Given request. Exactly repeat all the records below, omitting the images they hold.

Dataset records.
-------------------------
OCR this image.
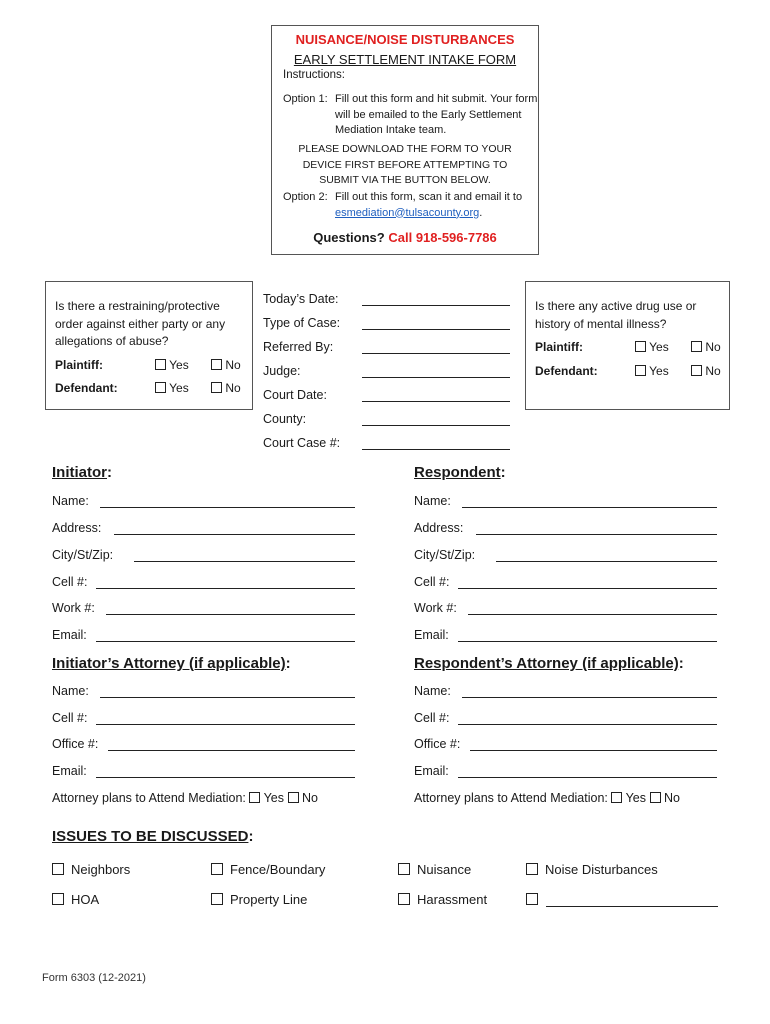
NUISANCE/NOISE DISTURBANCES
EARLY SETTLEMENT INTAKE FORM
Instructions:
Option 1: Fill out this form and hit submit. Your form will be emailed to the Early Settlement Mediation Intake team.
PLEASE DOWNLOAD THE FORM TO YOUR DEVICE FIRST BEFORE ATTEMPTING TO SUBMIT VIA THE BUTTON BELOW.
Option 2: Fill out this form, scan it and email it to esmediation@tulsacounty.org.
Questions? Call 918-596-7786
Is there a restraining/protective order against either party or any allegations of abuse?
Plaintiff:	Yes	No
Defendant:	Yes	No
Today’s Date:
Type of Case:
Referred By:
Judge:
Court Date:
County:
Court Case #:
Is there any active drug use or history of mental illness?
Plaintiff:	Yes	No
Defendant:	Yes	No
Initiator:
Name:
Address:
City/St/Zip:
Cell #:
Work #:
Email:
Respondent:
Name:
Address:
City/St/Zip:
Cell #:
Work #:
Email:
Initiator’s Attorney (if applicable):
Name:
Cell #:
Office #:
Email:
Attorney plans to Attend Mediation: Yes No
Respondent’s Attorney (if applicable):
Name:
Cell #:
Office #:
Email:
Attorney plans to Attend Mediation: Yes No
ISSUES TO BE DISCUSSED:
Neighbors	Fence/Boundary	Nuisance	Noise Disturbances
HOA	Property Line	Harassment
Form 6303 (12-2021)
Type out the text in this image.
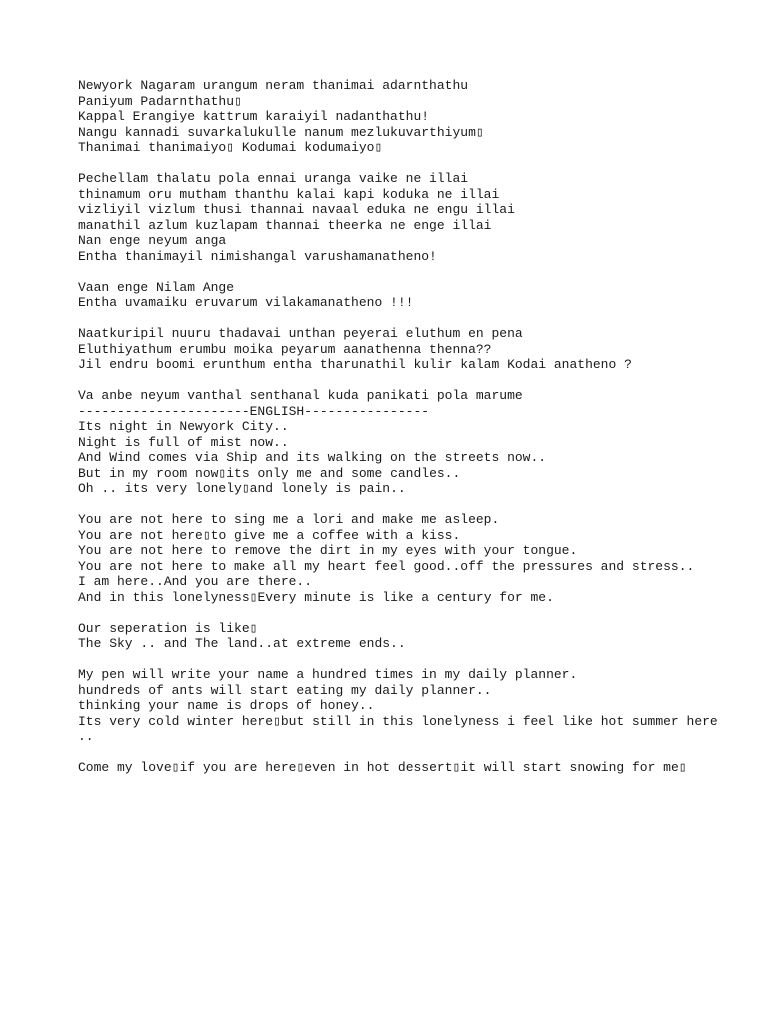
Newyork Nagaram urangum neram thanimai adarnthathu
Paniyum Padarnthathu▯
Kappal Erangiye kattrum karaiyil nadanthathu!
Nangu kannadi suvarkalukulle nanum mezlukuvarthiyum▯
Thanimai thanimaiyo▯ Kodumai kodumaiyo▯
Pechellam thalatu pola ennai uranga vaike ne illai
thinamum oru mutham thanthu kalai kapi koduka ne illai
vizliyil vizlum thusi thannai navaal eduka ne engu illai
manathil azlum kuzlapam thannai theerka ne enge illai
Nan enge neyum anga
Entha thanimayil nimishangal varushamanatheno!
Vaan enge Nilam Ange
Entha uvamaiku eruvarum vilakamanatheno !!!
Naatkuripil nuuru thadavai unthan peyerai eluthum en pena
Eluthiyathum erumbu moika peyarum aanathenna thenna??
Jil endru boomi erunthum entha tharunathil kulir kalam Kodai anatheno ?
Va anbe neyum vanthal senthanal kuda panikati pola marume
----------------------ENGLISH----------------
Its night in Newyork City..
Night is full of mist now..
And Wind comes via Ship and its walking on the streets now..
But in my room now▯its only me and some candles..
Oh .. its very lonely▯and lonely is pain..
You are not here to sing me a lori and make me asleep.
You are not here▯to give me a coffee with a kiss.
You are not here to remove the dirt in my eyes with your tongue.
You are not here to make all my heart feel good..off the pressures and stress..
I am here..And you are there..
And in this lonelyness▯Every minute is like a century for me.
Our seperation is like▯
The Sky .. and The land..at extreme ends..
My pen will write your name a hundred times in my daily planner.
hundreds of ants will start eating my daily planner..
thinking your name is drops of honey..
Its very cold winter here▯but still in this lonelyness i feel like hot summer here
..
Come my love▯if you are here▯even in hot dessert▯it will start snowing for me▯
-------------------------
Full output.
OCR this image.
NUISANCE/NOISE DISTURBANCES
EARLY SETTLEMENT INTAKE FORM
Instructions:
Option 1: Fill out this form and hit submit. Your form will be emailed to the Early Settlement Mediation Intake team.
PLEASE DOWNLOAD THE FORM TO YOUR DEVICE FIRST BEFORE ATTEMPTING TO SUBMIT VIA THE BUTTON BELOW.
Option 2: Fill out this form, scan it and email it to esmediation@tulsacounty.org.
Questions? Call 918-596-7786
Is there a restraining/protective order against either party or any allegations of abuse?
Plaintiff:	Yes	No
Defendant:	Yes	No
Today’s Date:
Type of Case:
Referred By:
Judge:
Court Date:
County:
Court Case #:
Is there any active drug use or history of mental illness?
Plaintiff:	Yes	No
Defendant:	Yes	No
Initiator:
Name:
Address:
City/St/Zip:
Cell #:
Work #:
Email:
Respondent:
Name:
Address:
City/St/Zip:
Cell #:
Work #:
Email:
Initiator’s Attorney (if applicable):
Name:
Cell #:
Office #:
Email:
Attorney plans to Attend Mediation: Yes No
Respondent’s Attorney (if applicable):
Name:
Cell #:
Office #:
Email:
Attorney plans to Attend Mediation: Yes No
ISSUES TO BE DISCUSSED:
Neighbors	Fence/Boundary	Nuisance	Noise Disturbances
HOA	Property Line	Harassment
Form 6303 (12-2021)
Type out the text in this image.
Newyork Nagaram urangum neram thanimai adarnthathu
Paniyum Padarnthathu▯
Kappal Erangiye kattrum karaiyil nadanthathu!
Nangu kannadi suvarkalukulle nanum mezlukuvarthiyum▯
Thanimai thanimaiyo▯ Kodumai kodumaiyo▯
Pechellam thalatu pola ennai uranga vaike ne illai
thinamum oru mutham thanthu kalai kapi koduka ne illai
vizliyil vizlum thusi thannai navaal eduka ne engu illai
manathil azlum kuzlapam thannai theerka ne enge illai
Nan enge neyum anga
Entha thanimayil nimishangal varushamanatheno!
Vaan enge Nilam Ange
Entha uvamaiku eruvarum vilakamanatheno !!!
Naatkuripil nuuru thadavai unthan peyerai eluthum en pena
Eluthiyathum erumbu moika peyarum aanathenna thenna??
Jil endru boomi erunthum entha tharunathil kulir kalam Kodai anatheno ?
Va anbe neyum vanthal senthanal kuda panikati pola marume
----------------------ENGLISH----------------
Its night in Newyork City..
Night is full of mist now..
And Wind comes via Ship and its walking on the streets now..
But in my room now▯its only me and some candles..
Oh .. its very lonely▯and lonely is pain..
You are not here to sing me a lori and make me asleep.
You are not here▯to give me a coffee with a kiss.
You are not here to remove the dirt in my eyes with your tongue.
You are not here to make all my heart feel good..off the pressures and stress..
I am here..And you are there..
And in this lonelyness▯Every minute is like a century for me.
Our seperation is like▯
The Sky .. and The land..at extreme ends..
My pen will write your name a hundred times in my daily planner.
hundreds of ants will start eating my daily planner..
thinking your name is drops of honey..
Its very cold winter here▯but still in this lonelyness i feel like hot summer here
..
Come my love▯if you are here▯even in hot dessert▯it will start snowing for me▯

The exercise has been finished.